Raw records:

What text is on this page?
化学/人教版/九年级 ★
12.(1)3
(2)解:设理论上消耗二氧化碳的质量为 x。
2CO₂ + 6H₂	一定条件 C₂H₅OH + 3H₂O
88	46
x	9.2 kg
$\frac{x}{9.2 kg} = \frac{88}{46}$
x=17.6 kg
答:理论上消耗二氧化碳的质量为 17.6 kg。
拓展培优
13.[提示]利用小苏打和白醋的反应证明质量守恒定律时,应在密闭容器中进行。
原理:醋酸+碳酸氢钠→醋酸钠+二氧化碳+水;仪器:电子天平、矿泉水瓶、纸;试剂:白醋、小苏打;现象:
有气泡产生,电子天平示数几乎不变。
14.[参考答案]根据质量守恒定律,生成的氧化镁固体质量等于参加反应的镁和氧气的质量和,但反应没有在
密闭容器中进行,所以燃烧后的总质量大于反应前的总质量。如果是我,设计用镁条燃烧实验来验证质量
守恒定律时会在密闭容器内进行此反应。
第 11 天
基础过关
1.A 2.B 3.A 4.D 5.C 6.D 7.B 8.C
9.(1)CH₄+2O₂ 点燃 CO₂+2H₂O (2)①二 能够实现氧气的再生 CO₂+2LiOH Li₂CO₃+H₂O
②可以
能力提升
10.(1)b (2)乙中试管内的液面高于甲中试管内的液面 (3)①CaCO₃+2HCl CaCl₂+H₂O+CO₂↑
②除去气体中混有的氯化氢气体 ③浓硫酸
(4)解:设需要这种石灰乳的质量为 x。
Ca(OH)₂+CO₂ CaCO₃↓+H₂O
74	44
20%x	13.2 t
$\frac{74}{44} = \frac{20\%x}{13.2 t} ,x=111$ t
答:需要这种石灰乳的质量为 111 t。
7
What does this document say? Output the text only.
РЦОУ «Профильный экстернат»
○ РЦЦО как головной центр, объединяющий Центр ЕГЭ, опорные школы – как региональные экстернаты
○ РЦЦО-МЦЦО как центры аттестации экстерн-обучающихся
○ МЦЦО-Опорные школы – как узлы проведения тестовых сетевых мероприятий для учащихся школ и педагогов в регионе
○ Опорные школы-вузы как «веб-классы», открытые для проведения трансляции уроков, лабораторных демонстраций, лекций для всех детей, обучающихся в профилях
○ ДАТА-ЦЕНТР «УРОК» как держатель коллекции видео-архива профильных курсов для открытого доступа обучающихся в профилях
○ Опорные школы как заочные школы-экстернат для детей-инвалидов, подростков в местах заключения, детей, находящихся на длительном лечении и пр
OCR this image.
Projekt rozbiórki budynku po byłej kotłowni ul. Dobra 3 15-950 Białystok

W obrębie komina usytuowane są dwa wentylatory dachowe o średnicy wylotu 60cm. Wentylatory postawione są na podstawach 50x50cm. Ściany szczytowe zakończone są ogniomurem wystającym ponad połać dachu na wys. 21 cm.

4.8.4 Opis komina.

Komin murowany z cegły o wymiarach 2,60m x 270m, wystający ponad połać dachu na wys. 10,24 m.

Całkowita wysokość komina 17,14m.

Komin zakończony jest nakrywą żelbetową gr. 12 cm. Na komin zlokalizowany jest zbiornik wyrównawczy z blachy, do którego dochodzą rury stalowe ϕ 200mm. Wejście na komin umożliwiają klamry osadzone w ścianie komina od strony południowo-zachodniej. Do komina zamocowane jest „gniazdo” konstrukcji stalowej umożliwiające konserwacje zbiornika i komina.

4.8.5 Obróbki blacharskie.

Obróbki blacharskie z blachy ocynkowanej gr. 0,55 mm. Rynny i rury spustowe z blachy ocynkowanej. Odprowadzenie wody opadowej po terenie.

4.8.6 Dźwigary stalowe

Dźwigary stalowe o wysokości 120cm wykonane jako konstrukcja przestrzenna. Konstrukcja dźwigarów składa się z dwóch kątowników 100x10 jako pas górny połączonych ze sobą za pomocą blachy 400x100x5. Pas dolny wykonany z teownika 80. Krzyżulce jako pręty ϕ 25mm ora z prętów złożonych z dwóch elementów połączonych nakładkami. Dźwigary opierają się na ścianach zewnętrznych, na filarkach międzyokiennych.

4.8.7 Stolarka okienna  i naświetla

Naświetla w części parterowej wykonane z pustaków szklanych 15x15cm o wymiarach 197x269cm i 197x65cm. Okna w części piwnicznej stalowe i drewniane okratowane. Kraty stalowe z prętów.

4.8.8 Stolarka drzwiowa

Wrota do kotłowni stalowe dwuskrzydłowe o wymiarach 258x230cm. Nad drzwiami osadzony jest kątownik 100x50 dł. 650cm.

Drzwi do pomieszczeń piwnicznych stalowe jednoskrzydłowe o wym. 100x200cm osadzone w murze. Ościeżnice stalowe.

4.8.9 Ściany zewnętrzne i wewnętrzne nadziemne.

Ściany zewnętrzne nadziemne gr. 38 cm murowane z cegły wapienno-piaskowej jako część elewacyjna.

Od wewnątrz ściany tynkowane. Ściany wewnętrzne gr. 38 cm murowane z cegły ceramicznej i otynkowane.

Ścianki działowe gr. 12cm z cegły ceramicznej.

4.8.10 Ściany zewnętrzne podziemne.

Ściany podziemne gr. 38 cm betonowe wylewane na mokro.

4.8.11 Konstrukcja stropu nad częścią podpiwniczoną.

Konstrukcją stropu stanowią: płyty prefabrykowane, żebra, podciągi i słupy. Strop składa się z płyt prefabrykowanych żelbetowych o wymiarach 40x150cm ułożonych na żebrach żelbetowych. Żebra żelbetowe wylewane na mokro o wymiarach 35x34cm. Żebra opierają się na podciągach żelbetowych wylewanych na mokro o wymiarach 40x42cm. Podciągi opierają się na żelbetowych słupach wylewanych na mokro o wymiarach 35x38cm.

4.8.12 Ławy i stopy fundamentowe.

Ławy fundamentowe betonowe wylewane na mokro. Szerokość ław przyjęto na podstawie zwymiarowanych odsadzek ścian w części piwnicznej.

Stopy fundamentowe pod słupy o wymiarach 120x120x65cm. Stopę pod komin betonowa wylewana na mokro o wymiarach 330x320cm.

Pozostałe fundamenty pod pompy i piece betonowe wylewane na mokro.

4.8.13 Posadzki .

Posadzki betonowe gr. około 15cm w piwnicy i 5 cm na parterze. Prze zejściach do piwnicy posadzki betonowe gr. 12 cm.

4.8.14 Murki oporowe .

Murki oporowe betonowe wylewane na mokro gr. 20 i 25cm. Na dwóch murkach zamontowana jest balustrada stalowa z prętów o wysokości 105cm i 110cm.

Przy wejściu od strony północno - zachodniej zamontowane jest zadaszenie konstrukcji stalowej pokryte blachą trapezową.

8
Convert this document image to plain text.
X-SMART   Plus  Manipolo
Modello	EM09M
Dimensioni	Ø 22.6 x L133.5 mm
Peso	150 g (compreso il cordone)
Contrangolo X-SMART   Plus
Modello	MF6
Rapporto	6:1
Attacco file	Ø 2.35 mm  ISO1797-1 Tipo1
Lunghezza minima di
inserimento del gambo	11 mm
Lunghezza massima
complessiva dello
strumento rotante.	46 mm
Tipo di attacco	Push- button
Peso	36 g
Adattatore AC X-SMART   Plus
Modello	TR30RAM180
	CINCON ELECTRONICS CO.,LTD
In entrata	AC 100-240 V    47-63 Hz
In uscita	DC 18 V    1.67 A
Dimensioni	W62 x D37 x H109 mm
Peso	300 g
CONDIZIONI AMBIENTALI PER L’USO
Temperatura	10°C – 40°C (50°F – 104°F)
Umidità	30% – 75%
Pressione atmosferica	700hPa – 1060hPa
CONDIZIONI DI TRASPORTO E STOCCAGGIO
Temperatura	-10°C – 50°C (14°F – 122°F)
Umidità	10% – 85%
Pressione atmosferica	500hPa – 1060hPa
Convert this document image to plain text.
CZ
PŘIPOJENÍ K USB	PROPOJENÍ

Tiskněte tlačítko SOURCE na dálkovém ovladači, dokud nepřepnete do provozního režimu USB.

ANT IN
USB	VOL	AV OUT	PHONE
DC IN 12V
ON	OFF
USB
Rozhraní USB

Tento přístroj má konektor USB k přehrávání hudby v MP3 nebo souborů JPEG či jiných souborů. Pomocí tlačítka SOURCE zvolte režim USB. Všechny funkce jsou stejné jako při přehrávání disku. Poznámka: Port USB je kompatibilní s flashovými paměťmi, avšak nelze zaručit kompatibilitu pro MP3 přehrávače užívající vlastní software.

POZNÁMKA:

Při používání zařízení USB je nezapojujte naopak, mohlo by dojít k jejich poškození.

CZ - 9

**To do:** Out of the material above, gather each line where "Temperatura" appears.

**Answer to the problem:**
Temperatura	10°C – 40°C (50°F – 104°F)
Temperatura	-10°C – 50°C (14°F – 122°F)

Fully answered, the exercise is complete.